··· Data for this task

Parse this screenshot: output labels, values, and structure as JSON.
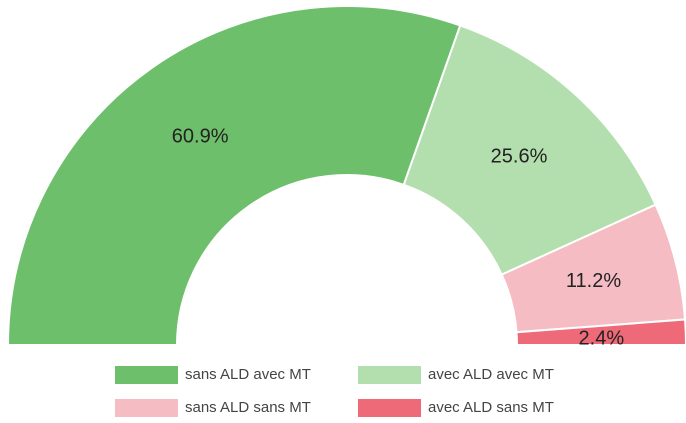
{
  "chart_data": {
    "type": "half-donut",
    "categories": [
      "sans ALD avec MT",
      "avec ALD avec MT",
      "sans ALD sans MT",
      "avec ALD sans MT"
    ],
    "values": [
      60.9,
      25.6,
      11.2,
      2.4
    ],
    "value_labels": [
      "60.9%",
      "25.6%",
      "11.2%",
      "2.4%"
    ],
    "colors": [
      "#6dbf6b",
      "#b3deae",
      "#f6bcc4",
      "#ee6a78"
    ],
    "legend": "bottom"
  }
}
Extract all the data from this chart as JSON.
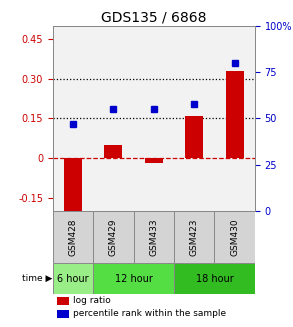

······
··· Data for this task

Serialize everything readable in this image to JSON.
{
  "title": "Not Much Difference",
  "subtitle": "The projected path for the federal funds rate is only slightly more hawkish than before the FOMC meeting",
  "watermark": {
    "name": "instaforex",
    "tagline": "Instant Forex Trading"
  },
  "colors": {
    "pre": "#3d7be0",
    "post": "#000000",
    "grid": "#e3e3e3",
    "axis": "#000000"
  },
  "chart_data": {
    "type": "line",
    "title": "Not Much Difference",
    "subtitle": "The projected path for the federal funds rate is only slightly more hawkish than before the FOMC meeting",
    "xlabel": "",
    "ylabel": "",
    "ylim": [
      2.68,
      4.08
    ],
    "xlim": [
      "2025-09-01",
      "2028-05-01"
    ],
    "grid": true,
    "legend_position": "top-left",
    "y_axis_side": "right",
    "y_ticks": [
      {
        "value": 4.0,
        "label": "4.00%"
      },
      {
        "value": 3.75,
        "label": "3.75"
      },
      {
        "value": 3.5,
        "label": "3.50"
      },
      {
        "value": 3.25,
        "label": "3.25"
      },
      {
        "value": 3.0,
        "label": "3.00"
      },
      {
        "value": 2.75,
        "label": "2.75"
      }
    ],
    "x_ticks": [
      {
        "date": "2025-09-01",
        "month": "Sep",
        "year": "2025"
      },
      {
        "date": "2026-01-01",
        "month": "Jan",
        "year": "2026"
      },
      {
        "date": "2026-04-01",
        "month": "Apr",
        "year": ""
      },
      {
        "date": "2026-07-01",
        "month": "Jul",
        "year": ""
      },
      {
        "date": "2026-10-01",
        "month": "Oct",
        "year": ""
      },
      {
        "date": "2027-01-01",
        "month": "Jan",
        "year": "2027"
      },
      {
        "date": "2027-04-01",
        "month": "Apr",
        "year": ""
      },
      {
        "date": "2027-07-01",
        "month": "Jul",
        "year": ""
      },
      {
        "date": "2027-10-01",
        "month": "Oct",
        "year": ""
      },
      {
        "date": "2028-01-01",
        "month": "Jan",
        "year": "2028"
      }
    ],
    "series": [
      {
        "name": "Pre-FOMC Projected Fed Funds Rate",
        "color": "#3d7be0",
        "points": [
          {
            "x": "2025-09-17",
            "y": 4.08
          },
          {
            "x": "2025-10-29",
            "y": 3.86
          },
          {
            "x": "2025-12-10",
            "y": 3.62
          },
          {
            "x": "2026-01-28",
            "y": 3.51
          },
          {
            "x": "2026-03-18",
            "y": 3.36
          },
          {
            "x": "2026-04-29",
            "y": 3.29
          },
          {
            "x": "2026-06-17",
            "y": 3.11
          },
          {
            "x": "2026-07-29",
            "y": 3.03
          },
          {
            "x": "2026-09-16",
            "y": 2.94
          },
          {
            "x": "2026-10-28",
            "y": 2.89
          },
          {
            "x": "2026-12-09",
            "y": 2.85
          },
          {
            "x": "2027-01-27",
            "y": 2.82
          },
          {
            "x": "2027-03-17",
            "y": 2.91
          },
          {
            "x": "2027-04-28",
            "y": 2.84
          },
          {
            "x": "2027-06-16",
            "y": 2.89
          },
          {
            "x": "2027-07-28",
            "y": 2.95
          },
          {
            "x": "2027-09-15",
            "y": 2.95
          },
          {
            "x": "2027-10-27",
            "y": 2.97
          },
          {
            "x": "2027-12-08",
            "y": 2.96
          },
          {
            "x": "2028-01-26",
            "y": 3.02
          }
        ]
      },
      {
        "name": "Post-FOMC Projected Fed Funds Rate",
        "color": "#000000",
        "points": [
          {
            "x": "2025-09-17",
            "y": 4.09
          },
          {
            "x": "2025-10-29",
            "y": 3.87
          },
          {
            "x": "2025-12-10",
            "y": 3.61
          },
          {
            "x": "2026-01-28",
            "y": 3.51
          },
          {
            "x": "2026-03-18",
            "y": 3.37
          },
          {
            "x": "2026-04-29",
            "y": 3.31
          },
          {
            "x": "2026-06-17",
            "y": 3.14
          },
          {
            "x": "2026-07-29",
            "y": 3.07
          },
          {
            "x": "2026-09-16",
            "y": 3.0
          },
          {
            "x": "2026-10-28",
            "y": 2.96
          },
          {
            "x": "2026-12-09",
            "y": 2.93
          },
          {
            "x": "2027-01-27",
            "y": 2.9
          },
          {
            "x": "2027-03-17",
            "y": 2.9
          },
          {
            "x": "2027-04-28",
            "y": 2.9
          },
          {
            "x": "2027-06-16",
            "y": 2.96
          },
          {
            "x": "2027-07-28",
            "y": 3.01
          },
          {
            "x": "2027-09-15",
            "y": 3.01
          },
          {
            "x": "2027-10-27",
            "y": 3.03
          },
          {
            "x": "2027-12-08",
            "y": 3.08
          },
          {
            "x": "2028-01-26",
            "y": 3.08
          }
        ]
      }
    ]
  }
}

······

> _Exercise description_
Keep the pictures out, and extract only the lines that begin at the one containing "Parse this screenshot: output" and end at the one containing "Extract all the data from this chart as JSON.", inclusive.

> _Result of the exercise_
Parse this screenshot: output labels, values, and structure as JSON.
{
  "chart_data": {
    "type": "half-donut",
    "categories": [
      "sans ALD avec MT",
      "avec ALD avec MT",
      "sans ALD sans MT",
      "avec ALD sans MT"
    ],
    "values": [
      60.9,
      25.6,
      11.2,
      2.4
    ],
    "value_labels": [
      "60.9%",
      "25.6%",
      "11.2%",
      "2.4%"
    ],
    "colors": [
      "#6dbf6b",
      "#b3deae",
      "#f6bcc4",
      "#ee6a78"
    ],
    "legend": "bottom"
  }
}
Extract all the data from this chart as JSON.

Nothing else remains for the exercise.